§ Problem requirements:
Can you copy out, word for word, the part of the listing below that opens with its first line and closes with the line containing "maximize-button[interactable]: [922, 0, 950, 26]", including both of those lines?

[START OF Record excerpts]

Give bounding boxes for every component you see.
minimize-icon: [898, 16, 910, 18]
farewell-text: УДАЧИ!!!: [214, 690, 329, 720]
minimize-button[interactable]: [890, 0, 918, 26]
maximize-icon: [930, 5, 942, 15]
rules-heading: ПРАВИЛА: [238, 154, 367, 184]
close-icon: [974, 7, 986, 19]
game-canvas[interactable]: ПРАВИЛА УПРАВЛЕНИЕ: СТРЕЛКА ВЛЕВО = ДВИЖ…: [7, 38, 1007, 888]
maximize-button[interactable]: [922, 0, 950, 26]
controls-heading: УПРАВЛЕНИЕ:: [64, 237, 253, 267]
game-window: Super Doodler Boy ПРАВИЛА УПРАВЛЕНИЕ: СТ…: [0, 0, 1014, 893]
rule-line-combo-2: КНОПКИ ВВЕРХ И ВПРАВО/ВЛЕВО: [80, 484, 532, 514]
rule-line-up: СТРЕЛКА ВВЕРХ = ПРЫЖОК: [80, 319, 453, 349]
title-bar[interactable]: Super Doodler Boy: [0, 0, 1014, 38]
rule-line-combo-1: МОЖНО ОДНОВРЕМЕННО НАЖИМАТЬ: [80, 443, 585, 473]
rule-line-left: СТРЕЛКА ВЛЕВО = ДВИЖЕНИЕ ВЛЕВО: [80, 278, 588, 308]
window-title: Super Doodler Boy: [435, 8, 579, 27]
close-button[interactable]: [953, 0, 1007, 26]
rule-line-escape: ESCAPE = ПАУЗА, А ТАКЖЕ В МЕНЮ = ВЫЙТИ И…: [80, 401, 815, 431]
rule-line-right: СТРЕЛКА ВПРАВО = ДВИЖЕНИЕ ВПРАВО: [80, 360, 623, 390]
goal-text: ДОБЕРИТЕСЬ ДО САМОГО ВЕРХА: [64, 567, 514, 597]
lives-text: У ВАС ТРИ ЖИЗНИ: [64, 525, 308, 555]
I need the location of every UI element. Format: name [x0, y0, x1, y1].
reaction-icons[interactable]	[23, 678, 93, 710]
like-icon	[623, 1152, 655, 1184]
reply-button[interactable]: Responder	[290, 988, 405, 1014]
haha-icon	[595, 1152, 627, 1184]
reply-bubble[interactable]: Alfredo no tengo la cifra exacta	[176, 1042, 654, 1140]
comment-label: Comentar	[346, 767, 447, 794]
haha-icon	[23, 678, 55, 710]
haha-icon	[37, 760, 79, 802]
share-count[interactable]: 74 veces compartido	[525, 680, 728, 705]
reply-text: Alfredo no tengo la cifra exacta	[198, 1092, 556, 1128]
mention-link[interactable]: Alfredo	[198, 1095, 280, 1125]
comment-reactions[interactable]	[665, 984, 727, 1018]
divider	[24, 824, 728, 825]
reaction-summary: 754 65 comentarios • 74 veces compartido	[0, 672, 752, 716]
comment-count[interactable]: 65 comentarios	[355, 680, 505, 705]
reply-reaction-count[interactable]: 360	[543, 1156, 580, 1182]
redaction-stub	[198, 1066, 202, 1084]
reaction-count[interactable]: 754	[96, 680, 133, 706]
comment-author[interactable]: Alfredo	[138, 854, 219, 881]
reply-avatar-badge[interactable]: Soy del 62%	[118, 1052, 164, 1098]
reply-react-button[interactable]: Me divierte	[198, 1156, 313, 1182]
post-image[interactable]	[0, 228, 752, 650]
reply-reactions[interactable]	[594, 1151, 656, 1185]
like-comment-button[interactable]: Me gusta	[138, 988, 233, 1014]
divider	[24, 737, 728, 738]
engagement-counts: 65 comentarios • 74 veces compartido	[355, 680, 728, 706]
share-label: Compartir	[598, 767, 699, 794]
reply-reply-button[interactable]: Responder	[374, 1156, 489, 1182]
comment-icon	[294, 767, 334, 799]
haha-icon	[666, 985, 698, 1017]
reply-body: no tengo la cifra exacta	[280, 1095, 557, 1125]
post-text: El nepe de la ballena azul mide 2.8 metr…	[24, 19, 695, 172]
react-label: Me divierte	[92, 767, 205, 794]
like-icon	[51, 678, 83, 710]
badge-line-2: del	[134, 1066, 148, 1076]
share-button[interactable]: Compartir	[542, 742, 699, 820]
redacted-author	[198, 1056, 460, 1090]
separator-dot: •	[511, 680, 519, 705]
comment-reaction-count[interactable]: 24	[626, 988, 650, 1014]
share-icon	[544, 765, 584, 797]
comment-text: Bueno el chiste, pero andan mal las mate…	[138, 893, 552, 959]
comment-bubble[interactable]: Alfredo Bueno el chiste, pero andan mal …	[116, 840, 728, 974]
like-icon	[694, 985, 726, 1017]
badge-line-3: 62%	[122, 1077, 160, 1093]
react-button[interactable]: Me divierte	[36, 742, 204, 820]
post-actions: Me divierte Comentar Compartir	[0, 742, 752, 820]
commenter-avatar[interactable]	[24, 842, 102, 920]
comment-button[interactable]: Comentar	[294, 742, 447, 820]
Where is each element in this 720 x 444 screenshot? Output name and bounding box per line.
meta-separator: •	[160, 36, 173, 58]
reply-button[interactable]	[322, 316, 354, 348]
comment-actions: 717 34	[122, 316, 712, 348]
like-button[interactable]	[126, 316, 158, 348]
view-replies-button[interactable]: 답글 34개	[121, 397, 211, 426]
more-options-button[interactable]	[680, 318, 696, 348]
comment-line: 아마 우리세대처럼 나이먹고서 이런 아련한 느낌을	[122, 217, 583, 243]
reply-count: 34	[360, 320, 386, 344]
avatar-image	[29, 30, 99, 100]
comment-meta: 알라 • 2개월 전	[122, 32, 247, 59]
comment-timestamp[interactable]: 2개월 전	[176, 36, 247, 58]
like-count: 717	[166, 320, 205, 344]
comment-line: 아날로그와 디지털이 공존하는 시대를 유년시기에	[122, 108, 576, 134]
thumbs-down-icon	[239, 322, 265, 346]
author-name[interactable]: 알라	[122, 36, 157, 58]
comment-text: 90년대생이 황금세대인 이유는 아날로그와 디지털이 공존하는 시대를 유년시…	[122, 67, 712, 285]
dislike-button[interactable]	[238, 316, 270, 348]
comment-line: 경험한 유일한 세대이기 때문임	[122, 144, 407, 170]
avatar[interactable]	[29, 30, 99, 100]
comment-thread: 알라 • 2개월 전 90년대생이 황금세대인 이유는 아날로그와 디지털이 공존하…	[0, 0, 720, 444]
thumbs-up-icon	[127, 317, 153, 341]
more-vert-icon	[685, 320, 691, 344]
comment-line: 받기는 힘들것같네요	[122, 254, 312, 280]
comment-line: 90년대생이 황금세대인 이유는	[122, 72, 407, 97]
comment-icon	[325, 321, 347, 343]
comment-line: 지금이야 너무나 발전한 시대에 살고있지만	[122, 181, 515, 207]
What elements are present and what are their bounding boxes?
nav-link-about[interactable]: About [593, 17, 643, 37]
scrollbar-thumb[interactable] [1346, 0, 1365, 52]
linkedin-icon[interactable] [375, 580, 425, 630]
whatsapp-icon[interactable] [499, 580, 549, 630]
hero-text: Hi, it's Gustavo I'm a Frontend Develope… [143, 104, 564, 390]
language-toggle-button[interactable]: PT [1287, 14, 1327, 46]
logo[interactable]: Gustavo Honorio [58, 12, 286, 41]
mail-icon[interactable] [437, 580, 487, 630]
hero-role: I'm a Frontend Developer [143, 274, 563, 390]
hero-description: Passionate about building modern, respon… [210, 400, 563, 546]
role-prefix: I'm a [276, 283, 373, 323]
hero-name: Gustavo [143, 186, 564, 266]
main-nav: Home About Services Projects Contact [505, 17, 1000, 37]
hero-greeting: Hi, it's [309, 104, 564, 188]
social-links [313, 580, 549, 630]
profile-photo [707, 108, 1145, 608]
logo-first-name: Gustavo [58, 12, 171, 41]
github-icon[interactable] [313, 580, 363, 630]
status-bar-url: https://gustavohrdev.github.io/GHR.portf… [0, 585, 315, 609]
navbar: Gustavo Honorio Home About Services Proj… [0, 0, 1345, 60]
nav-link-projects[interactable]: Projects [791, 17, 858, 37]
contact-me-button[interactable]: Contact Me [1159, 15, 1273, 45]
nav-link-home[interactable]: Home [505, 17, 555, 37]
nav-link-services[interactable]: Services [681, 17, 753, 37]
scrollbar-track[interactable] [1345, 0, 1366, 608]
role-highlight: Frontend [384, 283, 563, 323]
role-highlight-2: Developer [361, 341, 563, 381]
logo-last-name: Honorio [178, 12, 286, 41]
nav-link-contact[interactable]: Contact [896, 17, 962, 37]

[END OF Record excerpts]

§ Answer in full:
Give bounding boxes for every component you see.
minimize-icon: [898, 16, 910, 18]
farewell-text: УДАЧИ!!!: [214, 690, 329, 720]
minimize-button[interactable]: [890, 0, 918, 26]
maximize-icon: [930, 5, 942, 15]
rules-heading: ПРАВИЛА: [238, 154, 367, 184]
close-icon: [974, 7, 986, 19]
game-canvas[interactable]: ПРАВИЛА УПРАВЛЕНИЕ: СТРЕЛКА ВЛЕВО = ДВИЖ…: [7, 38, 1007, 888]
maximize-button[interactable]: [922, 0, 950, 26]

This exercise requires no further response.